Ne sono uscite 28 pagine da archiviare come punto fermo della situazione attuale e futura, pubblicate a due settimane dall’incontro di Helsinki tra Donald Trump e Vladimir Putin.

Jones comincia col cercare di capire come mai si è arrivati a questo punto – le mosse in Ucraina, le ingerenze alle presidenziali e più in generale le operazioni di trolling con cui creare destabilizzazione in Occidente (per esempio, la Cnn ha ricostruito in questi giorni come lo scorso anno le fabbriche dei troll russi abbiano lavorato per diffondere argomenti divisivi tra i cittadini americani dopo l’uccisione di Philando Castle), in definitiva dunque, la politica estera aggressiva russa.

Le più comuni ricostruzioni si dividono tra chi sostiene che Putin abbia iniziato un push-back combattivo perché s’è sentito accerchiato dall’espansione a est della Nato (che in teoria non sarebbe dovuta avvenire), e chi invece sottolinea che l’aggressività è una caratteristica che sarebbe venuta fuori comunque durante l’azione presidenziale, anche per mantenere presa sul potere interno.
.....
* _Obiettivi_:
a) Trascrivi senza alcuna modifica le righe, cominciando dalla prima e fermandoti dopo quella che contiene "tick 20 top xyxy=(67,35,81,49)", inclusa.
b) Come potrebbe proseguire il brano sulla politica estera aggressiva della Russia? Continualo a partire dalla sua ultima frase.
.....
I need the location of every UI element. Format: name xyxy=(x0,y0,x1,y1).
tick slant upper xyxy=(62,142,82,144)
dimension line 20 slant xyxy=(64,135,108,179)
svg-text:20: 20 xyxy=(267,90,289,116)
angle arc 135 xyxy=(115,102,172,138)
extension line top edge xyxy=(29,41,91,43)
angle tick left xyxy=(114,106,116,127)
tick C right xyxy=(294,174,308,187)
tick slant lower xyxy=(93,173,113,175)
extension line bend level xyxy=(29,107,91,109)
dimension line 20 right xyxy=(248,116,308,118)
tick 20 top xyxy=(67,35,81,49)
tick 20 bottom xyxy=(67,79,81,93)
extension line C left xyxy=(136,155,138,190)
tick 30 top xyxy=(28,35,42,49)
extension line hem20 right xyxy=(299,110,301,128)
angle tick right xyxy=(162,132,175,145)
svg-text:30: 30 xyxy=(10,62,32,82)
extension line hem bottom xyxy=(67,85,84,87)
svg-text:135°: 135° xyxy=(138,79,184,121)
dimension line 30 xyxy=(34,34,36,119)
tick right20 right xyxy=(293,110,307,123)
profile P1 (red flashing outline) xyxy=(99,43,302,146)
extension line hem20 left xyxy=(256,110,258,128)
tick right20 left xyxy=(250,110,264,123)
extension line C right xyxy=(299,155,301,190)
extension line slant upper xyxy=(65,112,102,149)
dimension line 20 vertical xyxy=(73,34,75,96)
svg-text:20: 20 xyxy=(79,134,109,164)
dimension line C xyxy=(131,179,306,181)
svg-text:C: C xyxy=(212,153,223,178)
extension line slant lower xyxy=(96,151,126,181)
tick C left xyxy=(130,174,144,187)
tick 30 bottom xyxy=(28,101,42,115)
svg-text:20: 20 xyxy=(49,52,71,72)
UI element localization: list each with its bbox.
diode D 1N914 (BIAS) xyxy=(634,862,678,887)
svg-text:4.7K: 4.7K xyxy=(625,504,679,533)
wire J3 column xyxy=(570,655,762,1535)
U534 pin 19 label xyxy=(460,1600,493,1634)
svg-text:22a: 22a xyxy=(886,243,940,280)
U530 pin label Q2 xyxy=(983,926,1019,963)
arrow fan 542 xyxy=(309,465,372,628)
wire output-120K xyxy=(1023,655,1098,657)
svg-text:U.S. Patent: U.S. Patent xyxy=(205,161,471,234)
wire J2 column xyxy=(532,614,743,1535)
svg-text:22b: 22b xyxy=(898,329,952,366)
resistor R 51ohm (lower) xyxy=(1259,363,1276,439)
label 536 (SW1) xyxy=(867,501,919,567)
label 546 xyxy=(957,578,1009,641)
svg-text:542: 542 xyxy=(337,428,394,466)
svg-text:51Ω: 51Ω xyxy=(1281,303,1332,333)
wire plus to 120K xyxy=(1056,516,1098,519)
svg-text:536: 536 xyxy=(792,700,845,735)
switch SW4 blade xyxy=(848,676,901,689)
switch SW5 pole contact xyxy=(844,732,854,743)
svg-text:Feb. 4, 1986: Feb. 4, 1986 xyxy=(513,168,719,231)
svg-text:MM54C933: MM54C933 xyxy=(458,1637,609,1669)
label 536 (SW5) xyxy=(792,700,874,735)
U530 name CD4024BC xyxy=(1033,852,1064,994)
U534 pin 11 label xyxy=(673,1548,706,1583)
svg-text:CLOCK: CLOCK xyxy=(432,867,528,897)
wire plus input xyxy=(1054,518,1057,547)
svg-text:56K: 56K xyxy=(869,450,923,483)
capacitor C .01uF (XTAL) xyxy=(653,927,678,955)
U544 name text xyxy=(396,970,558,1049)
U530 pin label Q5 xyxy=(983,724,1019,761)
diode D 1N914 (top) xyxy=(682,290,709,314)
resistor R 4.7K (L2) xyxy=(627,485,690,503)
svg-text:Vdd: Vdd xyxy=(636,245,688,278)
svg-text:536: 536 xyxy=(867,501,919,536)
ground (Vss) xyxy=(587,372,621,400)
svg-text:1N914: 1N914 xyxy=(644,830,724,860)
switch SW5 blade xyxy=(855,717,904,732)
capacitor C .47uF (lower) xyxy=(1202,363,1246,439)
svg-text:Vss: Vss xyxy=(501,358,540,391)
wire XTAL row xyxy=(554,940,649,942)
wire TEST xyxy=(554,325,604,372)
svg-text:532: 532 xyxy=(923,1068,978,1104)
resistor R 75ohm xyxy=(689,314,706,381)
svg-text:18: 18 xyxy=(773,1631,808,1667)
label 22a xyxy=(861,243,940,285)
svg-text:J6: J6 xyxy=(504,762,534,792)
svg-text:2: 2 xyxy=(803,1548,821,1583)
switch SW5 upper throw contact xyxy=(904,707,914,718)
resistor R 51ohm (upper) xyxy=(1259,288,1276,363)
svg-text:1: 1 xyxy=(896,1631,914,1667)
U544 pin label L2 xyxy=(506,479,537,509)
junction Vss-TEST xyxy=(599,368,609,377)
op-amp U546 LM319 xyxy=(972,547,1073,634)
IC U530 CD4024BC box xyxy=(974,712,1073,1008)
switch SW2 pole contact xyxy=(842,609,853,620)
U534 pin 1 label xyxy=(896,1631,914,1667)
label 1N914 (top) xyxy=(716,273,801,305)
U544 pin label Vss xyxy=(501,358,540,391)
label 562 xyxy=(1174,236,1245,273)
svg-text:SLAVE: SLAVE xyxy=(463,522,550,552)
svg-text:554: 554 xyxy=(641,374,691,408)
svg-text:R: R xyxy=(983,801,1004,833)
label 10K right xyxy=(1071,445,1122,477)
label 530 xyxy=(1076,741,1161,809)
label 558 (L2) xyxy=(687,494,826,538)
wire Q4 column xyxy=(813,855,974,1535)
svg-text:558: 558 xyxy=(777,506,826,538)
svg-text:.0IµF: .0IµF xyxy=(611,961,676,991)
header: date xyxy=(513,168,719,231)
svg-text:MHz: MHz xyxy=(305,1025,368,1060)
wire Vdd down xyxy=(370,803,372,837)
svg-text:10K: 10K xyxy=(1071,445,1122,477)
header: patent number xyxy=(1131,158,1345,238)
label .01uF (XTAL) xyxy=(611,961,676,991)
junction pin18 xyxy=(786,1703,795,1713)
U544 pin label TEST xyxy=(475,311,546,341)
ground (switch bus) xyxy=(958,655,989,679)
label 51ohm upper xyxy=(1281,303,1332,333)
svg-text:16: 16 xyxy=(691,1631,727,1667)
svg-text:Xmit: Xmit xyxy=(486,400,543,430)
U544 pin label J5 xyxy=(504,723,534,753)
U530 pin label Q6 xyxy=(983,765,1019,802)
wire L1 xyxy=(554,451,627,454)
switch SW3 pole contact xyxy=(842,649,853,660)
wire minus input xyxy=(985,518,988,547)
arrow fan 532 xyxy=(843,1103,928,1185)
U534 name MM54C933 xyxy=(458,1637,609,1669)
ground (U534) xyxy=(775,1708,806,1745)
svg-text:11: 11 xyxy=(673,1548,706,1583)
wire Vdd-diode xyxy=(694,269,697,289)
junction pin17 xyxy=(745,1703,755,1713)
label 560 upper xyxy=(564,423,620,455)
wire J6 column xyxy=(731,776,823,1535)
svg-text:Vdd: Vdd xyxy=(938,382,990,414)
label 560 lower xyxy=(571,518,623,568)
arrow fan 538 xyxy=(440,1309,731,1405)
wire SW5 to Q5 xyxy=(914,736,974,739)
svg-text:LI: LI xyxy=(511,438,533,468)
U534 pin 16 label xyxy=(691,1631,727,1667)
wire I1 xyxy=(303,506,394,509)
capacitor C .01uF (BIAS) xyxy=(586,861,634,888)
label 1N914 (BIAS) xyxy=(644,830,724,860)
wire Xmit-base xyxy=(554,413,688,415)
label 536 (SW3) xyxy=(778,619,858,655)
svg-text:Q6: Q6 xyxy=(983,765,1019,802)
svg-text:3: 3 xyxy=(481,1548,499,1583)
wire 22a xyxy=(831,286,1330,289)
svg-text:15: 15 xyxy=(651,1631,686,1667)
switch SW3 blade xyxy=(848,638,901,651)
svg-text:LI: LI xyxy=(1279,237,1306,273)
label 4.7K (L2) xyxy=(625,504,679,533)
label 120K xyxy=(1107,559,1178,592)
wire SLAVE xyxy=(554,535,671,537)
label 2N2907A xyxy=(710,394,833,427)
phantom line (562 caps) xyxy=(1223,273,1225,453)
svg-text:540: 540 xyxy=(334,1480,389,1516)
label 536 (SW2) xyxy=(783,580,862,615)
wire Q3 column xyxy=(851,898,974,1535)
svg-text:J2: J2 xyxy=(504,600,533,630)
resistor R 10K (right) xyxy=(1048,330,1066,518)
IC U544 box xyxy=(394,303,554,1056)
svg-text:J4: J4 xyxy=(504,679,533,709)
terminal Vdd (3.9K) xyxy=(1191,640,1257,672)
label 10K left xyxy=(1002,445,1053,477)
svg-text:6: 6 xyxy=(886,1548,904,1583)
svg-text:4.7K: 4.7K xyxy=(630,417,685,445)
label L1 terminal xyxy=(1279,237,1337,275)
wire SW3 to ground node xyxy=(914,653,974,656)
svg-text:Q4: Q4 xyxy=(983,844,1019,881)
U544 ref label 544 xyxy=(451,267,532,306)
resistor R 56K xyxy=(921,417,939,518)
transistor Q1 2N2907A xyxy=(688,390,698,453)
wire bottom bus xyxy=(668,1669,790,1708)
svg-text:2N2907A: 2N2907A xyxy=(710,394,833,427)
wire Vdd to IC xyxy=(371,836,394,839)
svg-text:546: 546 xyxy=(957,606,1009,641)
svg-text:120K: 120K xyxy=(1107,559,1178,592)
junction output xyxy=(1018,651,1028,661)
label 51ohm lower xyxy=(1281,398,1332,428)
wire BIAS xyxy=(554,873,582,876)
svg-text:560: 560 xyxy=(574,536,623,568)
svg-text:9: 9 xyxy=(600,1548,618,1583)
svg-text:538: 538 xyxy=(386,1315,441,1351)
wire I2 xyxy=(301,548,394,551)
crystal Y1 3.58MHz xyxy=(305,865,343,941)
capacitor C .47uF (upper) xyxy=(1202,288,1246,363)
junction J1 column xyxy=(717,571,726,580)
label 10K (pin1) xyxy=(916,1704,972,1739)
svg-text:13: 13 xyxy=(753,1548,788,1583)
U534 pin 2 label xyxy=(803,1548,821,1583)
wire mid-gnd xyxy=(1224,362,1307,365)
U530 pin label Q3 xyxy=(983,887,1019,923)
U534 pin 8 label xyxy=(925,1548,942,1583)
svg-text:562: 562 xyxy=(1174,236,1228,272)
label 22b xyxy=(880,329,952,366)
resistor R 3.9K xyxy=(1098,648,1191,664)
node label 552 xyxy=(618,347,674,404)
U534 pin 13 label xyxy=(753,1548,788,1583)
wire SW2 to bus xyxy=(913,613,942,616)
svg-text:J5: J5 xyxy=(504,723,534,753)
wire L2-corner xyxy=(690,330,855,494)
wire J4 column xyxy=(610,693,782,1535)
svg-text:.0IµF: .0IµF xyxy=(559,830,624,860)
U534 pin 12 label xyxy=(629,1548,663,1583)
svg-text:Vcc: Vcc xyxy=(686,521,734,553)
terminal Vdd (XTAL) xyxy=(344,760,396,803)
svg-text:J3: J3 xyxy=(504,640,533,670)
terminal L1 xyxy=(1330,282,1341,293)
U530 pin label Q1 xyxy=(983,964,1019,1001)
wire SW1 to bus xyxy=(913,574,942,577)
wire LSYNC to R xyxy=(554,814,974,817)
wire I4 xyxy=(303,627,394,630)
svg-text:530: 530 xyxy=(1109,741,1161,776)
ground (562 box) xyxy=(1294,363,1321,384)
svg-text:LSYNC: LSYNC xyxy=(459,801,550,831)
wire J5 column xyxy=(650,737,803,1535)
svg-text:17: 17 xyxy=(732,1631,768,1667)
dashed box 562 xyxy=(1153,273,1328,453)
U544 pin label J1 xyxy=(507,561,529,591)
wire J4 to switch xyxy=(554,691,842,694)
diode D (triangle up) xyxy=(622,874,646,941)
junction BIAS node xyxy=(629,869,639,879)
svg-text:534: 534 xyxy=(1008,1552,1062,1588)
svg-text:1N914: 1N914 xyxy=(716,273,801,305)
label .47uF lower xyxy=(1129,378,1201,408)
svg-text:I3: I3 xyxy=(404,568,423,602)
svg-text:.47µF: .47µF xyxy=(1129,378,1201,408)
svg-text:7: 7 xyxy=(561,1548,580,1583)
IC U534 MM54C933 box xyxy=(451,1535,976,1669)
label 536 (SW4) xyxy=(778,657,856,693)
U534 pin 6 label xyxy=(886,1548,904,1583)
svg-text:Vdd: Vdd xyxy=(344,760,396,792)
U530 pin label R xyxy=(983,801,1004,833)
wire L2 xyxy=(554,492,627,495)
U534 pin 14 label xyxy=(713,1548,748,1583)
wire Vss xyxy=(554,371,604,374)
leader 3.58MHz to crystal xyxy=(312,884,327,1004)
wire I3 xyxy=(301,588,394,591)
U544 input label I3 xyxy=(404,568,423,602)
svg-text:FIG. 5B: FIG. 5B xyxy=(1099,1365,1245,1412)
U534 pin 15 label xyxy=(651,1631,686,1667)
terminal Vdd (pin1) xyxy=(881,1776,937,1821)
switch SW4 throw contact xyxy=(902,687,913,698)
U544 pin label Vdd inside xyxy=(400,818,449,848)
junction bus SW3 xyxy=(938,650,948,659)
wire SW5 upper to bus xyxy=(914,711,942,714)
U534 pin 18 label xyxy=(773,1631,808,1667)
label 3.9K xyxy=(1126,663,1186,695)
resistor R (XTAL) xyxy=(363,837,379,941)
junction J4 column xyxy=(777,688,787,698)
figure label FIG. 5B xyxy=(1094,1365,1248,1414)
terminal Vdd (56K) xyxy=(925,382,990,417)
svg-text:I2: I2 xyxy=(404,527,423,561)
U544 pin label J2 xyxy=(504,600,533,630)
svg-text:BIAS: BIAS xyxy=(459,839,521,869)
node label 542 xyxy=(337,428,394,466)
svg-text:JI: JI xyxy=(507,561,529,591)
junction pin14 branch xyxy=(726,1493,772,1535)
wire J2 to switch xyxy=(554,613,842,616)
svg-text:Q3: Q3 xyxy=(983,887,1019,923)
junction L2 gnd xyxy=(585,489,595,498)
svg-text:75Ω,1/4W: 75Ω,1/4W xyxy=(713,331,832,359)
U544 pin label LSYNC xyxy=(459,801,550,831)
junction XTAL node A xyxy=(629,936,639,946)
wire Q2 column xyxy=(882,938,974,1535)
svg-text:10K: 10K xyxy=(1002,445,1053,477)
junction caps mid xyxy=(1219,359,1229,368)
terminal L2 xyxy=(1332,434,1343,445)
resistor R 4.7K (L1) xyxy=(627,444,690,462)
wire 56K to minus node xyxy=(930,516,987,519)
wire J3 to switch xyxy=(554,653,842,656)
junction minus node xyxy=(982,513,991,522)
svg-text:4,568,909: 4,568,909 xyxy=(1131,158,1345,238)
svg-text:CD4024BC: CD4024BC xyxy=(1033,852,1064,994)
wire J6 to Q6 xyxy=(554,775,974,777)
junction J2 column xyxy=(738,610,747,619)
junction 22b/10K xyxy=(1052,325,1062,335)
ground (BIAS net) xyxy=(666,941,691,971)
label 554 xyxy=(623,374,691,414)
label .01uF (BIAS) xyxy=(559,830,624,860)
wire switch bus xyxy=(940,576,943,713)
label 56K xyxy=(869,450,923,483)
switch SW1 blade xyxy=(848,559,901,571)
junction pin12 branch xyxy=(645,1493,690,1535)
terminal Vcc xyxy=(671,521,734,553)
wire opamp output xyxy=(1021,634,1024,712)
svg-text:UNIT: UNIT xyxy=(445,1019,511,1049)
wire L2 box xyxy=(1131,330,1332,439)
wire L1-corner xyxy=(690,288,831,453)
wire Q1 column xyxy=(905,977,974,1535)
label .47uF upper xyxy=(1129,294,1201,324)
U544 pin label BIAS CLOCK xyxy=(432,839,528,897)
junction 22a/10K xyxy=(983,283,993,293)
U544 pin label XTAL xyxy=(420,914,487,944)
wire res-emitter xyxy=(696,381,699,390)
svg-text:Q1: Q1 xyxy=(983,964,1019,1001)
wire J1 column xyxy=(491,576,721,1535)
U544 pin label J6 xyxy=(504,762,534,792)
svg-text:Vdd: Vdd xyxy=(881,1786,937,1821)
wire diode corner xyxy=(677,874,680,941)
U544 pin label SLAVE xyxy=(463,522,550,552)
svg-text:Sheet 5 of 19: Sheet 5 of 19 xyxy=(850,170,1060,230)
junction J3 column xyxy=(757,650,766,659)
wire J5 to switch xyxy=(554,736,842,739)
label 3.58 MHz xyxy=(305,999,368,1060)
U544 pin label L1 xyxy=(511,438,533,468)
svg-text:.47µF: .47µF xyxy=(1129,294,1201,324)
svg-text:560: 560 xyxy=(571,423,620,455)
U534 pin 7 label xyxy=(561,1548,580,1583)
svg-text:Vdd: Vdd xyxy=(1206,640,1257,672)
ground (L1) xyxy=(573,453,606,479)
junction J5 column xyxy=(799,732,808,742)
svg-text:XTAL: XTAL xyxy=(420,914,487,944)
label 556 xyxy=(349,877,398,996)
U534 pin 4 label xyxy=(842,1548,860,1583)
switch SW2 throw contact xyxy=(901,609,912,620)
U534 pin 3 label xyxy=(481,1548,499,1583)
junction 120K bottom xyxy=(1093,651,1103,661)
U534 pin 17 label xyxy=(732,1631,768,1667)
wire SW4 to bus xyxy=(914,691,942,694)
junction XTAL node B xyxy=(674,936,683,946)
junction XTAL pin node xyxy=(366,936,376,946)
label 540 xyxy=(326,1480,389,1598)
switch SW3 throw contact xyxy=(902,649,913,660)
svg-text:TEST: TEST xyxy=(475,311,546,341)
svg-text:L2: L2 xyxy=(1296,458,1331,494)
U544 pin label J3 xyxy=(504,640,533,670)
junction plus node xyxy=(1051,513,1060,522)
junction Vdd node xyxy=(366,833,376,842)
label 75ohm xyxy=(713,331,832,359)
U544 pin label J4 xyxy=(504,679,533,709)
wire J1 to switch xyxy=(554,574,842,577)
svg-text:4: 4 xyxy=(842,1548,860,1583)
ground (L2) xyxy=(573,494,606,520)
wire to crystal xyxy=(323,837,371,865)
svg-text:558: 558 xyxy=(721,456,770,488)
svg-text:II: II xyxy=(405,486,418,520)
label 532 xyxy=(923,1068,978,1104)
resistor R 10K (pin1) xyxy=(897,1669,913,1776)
.....
* _Risposte_:
a)
I need the location of every UI element. Format: name xyxy=(x0,y0,x1,y1).
tick slant upper xyxy=(62,142,82,144)
dimension line 20 slant xyxy=(64,135,108,179)
svg-text:20: 20 xyxy=(267,90,289,116)
angle arc 135 xyxy=(115,102,172,138)
extension line top edge xyxy=(29,41,91,43)
angle tick left xyxy=(114,106,116,127)
tick C right xyxy=(294,174,308,187)
tick slant lower xyxy=(93,173,113,175)
extension line bend level xyxy=(29,107,91,109)
dimension line 20 right xyxy=(248,116,308,118)
tick 20 top xyxy=(67,35,81,49)

b)
“Putin ha ripetuto talmente tante volte il primo punto, che è finito per persuadersi”, ha commentato Steven Pifer, ex alto funzionario del dipartimento di Stato, ora in forza al think tank sul campo della non-proliferazione degli armamenti. Ma in realtà la situazione è dovuta a una visione del mondo “zero-sum” con cui il presidente russo vede in generale le democrazie liberali come un problema per la sua stabilità. Per questo, spiegano gli esperti, una partnership, finché sarà lui a guidare il Cremlino, appare complicata.

Però, commenta Thomas Wright, direttore del centro con cui la Brookings si occupa di studiare le relazioni tra Stati Uniti ed Europa, è necessario ristabilire un equilibrio almeno sul warfare politico, ossia quello che riguarda le attività russe di ingerenza e destabilizzazione attraverso l’intrusione nel corso socio-politico-culturale di altri paese.

Combattere in questa guerra ibrida e informativa richiede che l’Occidente sia credibile, in grado di creare deterrenza reale, dice lo studioso. Usa e Ue dovrebbero comunque combinare questa pressione – fatta anche di forti sanzioni economiche – all’apertura su aree di comune interesse, dialoghi di alto profilo su questioni globali e canali di comunicazione per evitare escalation.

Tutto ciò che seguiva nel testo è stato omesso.